-- Stored records --
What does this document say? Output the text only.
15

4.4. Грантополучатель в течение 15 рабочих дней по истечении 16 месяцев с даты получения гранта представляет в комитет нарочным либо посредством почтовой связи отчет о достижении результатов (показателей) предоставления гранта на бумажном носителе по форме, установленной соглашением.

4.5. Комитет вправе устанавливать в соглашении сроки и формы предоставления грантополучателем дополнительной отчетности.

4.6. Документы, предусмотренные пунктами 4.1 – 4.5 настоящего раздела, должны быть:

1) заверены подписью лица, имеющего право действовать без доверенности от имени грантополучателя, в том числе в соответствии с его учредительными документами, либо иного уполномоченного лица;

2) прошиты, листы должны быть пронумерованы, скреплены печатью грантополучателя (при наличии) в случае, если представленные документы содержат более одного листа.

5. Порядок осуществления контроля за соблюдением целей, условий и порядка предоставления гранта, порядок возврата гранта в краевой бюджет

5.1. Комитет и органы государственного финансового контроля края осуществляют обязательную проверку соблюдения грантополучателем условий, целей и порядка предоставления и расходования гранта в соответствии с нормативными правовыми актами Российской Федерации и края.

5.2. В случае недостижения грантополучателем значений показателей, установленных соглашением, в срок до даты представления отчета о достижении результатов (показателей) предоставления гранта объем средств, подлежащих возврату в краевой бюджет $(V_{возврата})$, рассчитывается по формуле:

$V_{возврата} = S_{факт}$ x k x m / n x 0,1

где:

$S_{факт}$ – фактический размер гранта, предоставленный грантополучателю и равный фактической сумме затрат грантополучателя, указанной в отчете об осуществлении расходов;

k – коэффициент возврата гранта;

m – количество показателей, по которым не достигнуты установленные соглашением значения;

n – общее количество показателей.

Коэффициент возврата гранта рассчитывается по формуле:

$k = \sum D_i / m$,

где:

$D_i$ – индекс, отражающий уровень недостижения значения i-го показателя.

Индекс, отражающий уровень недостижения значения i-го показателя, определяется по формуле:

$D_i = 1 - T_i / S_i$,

-- OBJECTIVE --
From the data above, pick out each line containing "количество" and copy it.

-- TASK ANSWER --
m – количество показателей, по которым не достигнуты установленные соглашением значения;
n – общее количество показателей.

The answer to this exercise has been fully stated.